Written request - From the entries below, list each line with "serie".

>> Start Data for processing

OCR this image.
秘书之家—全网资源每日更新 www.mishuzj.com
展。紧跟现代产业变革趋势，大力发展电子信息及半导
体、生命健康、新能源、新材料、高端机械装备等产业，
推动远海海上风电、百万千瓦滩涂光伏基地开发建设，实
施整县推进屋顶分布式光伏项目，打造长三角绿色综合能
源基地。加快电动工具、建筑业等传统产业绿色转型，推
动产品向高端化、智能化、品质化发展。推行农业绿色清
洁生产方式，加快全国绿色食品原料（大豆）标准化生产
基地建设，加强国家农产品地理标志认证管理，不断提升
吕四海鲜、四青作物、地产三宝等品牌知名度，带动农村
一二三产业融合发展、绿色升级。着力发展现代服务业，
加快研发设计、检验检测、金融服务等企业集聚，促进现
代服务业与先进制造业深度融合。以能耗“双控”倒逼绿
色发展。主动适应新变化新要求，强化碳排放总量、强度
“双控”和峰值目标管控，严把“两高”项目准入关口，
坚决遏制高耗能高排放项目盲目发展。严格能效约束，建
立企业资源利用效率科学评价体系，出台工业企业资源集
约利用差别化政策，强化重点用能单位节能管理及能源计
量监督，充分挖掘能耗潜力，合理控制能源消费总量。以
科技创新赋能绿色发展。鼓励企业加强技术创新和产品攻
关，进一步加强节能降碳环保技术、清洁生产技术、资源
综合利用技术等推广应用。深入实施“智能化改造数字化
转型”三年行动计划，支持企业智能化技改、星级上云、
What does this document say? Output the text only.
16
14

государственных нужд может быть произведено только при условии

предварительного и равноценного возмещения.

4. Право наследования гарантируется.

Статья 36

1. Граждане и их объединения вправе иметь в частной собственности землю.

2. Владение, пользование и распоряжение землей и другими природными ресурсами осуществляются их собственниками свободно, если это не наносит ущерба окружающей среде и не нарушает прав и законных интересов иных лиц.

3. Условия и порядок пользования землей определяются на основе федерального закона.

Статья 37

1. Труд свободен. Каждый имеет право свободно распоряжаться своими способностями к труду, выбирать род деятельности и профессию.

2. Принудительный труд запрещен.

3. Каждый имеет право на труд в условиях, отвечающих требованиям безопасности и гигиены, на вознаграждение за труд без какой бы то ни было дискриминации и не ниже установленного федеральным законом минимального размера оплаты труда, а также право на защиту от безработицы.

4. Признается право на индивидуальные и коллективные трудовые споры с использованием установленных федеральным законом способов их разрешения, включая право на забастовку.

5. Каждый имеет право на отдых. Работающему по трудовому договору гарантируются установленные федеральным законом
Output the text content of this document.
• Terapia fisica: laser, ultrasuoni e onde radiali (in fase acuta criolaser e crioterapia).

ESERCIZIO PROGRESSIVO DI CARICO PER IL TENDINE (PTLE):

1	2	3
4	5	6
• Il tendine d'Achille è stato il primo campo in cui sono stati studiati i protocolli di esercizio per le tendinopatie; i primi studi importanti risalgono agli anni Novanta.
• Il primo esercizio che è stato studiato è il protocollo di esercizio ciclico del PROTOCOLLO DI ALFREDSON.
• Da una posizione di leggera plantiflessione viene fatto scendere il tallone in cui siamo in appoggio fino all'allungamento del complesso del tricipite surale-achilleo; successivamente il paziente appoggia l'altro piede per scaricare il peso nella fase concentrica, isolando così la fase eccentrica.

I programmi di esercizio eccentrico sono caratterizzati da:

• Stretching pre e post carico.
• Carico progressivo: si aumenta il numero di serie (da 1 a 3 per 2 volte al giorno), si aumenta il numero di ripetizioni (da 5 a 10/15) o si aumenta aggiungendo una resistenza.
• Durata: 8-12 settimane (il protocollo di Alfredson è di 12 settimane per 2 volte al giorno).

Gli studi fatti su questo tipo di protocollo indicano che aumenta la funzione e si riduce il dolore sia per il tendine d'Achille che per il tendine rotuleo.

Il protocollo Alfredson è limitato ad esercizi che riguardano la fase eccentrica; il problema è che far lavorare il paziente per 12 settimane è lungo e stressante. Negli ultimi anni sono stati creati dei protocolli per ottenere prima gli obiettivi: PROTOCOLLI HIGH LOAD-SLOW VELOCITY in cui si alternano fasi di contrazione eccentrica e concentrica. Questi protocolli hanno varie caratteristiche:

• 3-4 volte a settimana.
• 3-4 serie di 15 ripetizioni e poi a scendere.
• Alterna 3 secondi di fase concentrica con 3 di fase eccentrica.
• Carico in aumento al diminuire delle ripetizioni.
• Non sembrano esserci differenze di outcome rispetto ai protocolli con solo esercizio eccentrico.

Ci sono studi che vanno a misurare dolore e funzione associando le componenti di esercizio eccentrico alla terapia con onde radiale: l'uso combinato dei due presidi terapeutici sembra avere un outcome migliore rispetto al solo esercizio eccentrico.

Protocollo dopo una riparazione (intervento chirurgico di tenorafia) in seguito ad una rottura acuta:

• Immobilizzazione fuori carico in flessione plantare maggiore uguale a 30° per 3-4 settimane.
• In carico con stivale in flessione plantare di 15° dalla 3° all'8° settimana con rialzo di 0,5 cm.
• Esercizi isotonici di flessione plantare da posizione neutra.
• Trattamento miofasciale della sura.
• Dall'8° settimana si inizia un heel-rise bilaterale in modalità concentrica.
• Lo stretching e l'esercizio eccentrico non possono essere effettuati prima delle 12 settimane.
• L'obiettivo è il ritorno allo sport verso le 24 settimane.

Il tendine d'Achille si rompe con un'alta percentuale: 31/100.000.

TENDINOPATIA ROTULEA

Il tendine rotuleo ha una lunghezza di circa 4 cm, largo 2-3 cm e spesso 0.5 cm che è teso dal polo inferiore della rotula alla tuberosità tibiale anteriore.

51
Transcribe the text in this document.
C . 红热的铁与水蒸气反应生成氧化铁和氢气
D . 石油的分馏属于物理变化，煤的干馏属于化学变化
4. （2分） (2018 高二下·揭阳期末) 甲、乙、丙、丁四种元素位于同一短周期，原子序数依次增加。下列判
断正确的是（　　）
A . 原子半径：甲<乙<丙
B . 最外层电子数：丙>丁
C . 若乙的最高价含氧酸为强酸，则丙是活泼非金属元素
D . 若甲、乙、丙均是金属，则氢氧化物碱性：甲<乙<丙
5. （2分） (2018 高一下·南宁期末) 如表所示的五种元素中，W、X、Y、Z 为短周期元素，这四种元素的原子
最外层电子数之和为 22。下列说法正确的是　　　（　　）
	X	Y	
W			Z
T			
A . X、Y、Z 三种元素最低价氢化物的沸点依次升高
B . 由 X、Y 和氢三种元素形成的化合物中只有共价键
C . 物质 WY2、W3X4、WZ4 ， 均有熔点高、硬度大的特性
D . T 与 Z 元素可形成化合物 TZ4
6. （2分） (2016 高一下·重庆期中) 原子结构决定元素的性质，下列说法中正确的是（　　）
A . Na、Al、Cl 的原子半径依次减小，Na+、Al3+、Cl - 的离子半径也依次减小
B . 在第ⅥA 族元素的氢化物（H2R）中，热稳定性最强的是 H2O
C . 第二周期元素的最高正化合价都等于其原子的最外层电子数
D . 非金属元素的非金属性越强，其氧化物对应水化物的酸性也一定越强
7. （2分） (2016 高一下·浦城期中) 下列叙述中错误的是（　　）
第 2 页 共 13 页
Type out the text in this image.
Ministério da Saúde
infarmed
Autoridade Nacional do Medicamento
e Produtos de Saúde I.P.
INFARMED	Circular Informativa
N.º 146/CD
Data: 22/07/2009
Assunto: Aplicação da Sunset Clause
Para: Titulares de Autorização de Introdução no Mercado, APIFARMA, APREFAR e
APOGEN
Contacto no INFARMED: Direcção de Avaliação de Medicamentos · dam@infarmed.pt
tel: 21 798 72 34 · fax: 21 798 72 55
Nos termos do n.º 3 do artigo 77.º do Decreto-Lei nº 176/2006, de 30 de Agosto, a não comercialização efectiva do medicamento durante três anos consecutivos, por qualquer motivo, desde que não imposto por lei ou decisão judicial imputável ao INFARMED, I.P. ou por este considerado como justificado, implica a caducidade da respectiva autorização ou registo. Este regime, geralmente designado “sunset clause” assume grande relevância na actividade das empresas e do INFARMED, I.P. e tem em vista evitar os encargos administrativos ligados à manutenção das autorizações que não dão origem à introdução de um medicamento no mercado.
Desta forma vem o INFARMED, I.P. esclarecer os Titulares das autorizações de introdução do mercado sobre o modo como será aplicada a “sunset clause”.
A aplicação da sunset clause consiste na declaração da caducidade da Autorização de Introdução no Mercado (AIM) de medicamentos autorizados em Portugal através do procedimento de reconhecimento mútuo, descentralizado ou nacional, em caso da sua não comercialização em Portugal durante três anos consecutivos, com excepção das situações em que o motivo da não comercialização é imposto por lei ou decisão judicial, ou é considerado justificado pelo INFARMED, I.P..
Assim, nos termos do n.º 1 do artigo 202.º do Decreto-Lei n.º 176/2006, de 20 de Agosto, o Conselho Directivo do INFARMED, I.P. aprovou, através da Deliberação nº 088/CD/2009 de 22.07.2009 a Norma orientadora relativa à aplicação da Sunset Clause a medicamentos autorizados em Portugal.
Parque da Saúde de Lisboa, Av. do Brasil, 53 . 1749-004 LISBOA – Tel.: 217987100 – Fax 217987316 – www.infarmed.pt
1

>> End Data for processing

Written answer -
• Carico progressivo: si aumenta il numero di serie (da 1 a 3 per 2 volte al giorno), si aumenta il numero di ripetizioni (da 5 a 10/15) o si aumenta aggiungendo una resistenza.
• 3-4 serie di 15 ripetizioni e poi a scendere.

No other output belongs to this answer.